* Structured figure records
§ §

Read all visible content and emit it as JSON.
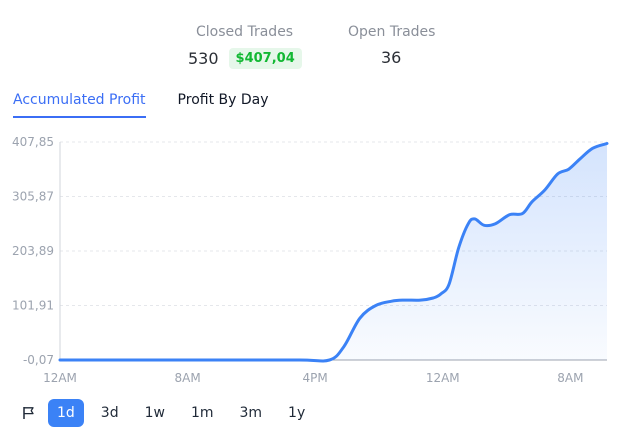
{
  "stats": {
    "closed_trades_label": "Closed Trades",
    "closed_trades_count": "530",
    "closed_profit": "$407,04",
    "open_trades_label": "Open Trades",
    "open_trades_count": "36"
  },
  "tabs": [
    {
      "label": "Accumulated Profit",
      "active": true
    },
    {
      "label": "Profit By Day",
      "active": false
    }
  ],
  "ranges": [
    {
      "label": "1d",
      "active": true
    },
    {
      "label": "3d",
      "active": false
    },
    {
      "label": "1w",
      "active": false
    },
    {
      "label": "1m",
      "active": false
    },
    {
      "label": "3m",
      "active": false
    },
    {
      "label": "1y",
      "active": false
    }
  ],
  "icons": {
    "flag": "flag-icon"
  },
  "colors": {
    "accent": "#3b6ef5",
    "line": "#3b82f6",
    "profit": "#12b833",
    "grid": "#e5e7eb"
  },
  "chart_data": {
    "type": "area",
    "title": "",
    "xlabel": "",
    "ylabel": "",
    "x_unit": "hours",
    "xlim": [
      0,
      34.3
    ],
    "ylim": [
      -0.07,
      407.85
    ],
    "y_ticks": [
      "407,85",
      "305,87",
      "203,89",
      "101,91",
      "-0,07"
    ],
    "y_tick_values": [
      407.85,
      305.87,
      203.89,
      101.91,
      -0.07
    ],
    "x_ticks": [
      "12AM",
      "8AM",
      "4PM",
      "12AM",
      "8AM"
    ],
    "x_tick_values": [
      0,
      8,
      16,
      24,
      32
    ],
    "grid": true,
    "series": [
      {
        "x": [
          0,
          5,
          10,
          15,
          16.9,
          17.8,
          18.8,
          19.8,
          20.8,
          21.6,
          22.6,
          23.4,
          23.9,
          24.4,
          25.0,
          25.6,
          26.0,
          26.6,
          27.3,
          28.2,
          29.0,
          29.6,
          30.4,
          31.2,
          31.9,
          32.6,
          33.4,
          34.3
        ],
        "y": [
          0,
          0,
          0,
          0,
          0,
          25,
          78,
          102,
          110,
          112,
          112,
          116,
          124,
          142,
          210,
          255,
          264,
          252,
          255,
          272,
          274,
          296,
          318,
          348,
          357,
          376,
          396,
          405
        ]
      }
    ]
  }
}
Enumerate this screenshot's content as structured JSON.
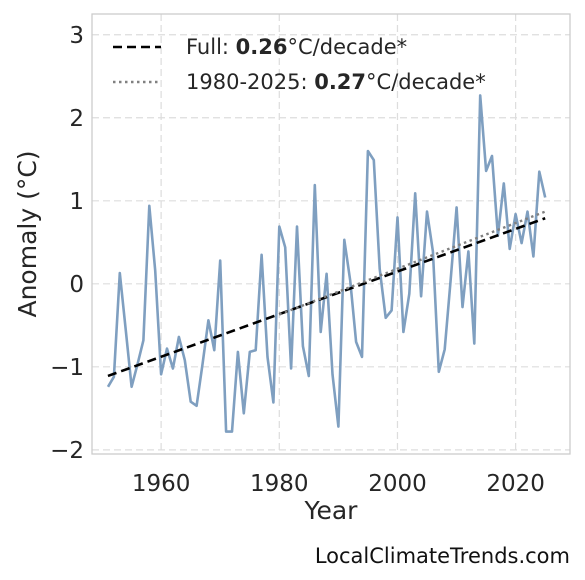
{
  "chart_data": {
    "type": "line",
    "xlabel": "Year",
    "ylabel": "Anomaly (°C)",
    "xlim": [
      1948.3,
      2029.2
    ],
    "ylim": [
      -2.05,
      3.25
    ],
    "xticks": [
      1960,
      1980,
      2000,
      2020
    ],
    "yticks": [
      -2,
      -1,
      0,
      1,
      2,
      3
    ],
    "grid": true,
    "legend_placement": "top-left",
    "colors": {
      "series": "#7f9fc0",
      "full_trend": "#000000",
      "recent_trend": "#808080"
    },
    "series": [
      {
        "x": [
          1951,
          1952,
          1953,
          1954,
          1955,
          1956,
          1957,
          1958,
          1959,
          1960,
          1961,
          1962,
          1963,
          1964,
          1965,
          1966,
          1967,
          1968,
          1969,
          1970,
          1971,
          1972,
          1973,
          1974,
          1975,
          1976,
          1977,
          1978,
          1979,
          1980,
          1981,
          1982,
          1983,
          1984,
          1985,
          1986,
          1987,
          1988,
          1989,
          1990,
          1991,
          1992,
          1993,
          1994,
          1995,
          1996,
          1997,
          1998,
          1999,
          2000,
          2001,
          2002,
          2003,
          2004,
          2005,
          2006,
          2007,
          2008,
          2009,
          2010,
          2011,
          2012,
          2013,
          2014,
          2015,
          2016,
          2017,
          2018,
          2019,
          2020,
          2021,
          2022,
          2023,
          2024,
          2025
        ],
        "values": [
          -1.24,
          -1.12,
          0.13,
          -0.55,
          -1.24,
          -0.97,
          -0.68,
          0.94,
          0.16,
          -1.09,
          -0.78,
          -1.02,
          -0.64,
          -0.92,
          -1.42,
          -1.47,
          -0.97,
          -0.44,
          -0.8,
          0.28,
          -1.78,
          -1.78,
          -0.82,
          -1.56,
          -0.82,
          -0.8,
          0.35,
          -0.88,
          -1.43,
          0.69,
          0.44,
          -1.02,
          0.69,
          -0.75,
          -1.11,
          1.19,
          -0.58,
          0.12,
          -1.09,
          -1.72,
          0.53,
          0.04,
          -0.7,
          -0.88,
          1.6,
          1.49,
          0.18,
          -0.41,
          -0.32,
          0.8,
          -0.58,
          -0.12,
          1.09,
          -0.15,
          0.87,
          0.39,
          -1.06,
          -0.79,
          0.04,
          0.92,
          -0.28,
          0.39,
          -0.72,
          2.27,
          1.36,
          1.54,
          0.58,
          1.21,
          0.42,
          0.84,
          0.49,
          0.87,
          0.33,
          1.35,
          1.04
        ]
      }
    ],
    "trends": [
      {
        "name": "Full",
        "x": [
          1951,
          2025
        ],
        "values": [
          -1.11,
          0.79
        ],
        "style": "dashed"
      },
      {
        "name": "1980-2025",
        "x": [
          1980,
          2025
        ],
        "values": [
          -0.37,
          0.87
        ],
        "style": "dotted"
      }
    ],
    "legend": [
      {
        "prefix": "Full: ",
        "value": "0.26",
        "suffix": "°C/decade*"
      },
      {
        "prefix": "1980-2025: ",
        "value": "0.27",
        "suffix": "°C/decade*"
      }
    ]
  },
  "watermark": "LocalClimateTrends.com"
}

§ §

* Written problem
Where a line above holds the string "JSON", show that line.

* Final answer
Read all visible content and emit it as JSON.
Enumerate this screenshot's content as structured JSON.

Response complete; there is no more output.